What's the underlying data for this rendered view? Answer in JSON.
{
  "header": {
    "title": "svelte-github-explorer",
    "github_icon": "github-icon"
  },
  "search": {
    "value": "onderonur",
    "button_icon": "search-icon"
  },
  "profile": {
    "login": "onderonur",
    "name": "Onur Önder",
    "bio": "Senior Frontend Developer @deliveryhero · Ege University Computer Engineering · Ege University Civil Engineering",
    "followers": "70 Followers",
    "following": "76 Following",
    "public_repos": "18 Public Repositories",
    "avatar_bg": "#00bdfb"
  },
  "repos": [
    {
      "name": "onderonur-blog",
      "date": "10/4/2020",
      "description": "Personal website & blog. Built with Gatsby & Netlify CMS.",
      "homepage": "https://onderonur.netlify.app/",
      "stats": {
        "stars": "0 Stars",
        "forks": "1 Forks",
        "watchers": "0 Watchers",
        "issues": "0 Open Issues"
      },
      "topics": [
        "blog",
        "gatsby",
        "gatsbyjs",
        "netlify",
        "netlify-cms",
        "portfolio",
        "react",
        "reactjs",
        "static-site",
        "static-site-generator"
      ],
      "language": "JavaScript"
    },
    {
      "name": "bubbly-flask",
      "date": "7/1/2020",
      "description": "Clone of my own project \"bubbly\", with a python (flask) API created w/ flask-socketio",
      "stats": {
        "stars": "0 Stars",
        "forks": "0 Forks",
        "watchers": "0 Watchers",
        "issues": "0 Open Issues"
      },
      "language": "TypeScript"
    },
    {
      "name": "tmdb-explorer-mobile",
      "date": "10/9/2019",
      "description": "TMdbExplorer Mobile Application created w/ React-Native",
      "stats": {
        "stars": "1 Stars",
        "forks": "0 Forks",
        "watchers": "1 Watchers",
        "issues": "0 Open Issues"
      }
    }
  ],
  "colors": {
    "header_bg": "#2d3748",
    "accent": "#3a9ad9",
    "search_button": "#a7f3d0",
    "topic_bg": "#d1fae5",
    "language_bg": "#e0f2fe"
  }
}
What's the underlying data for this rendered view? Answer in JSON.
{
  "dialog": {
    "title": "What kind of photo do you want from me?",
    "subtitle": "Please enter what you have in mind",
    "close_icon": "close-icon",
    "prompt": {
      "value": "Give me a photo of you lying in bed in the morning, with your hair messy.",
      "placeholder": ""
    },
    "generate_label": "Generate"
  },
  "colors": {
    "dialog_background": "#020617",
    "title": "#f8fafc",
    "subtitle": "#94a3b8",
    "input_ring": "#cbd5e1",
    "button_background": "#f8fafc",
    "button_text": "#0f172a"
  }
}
* * * * * * *
> **Required task**
Find the lines that include the string "value", then copy each of them.

> **Response below**
    "value": "onderonur",
      "value": "Give me a photo of you lying in bed in the morning, with your hair messy.",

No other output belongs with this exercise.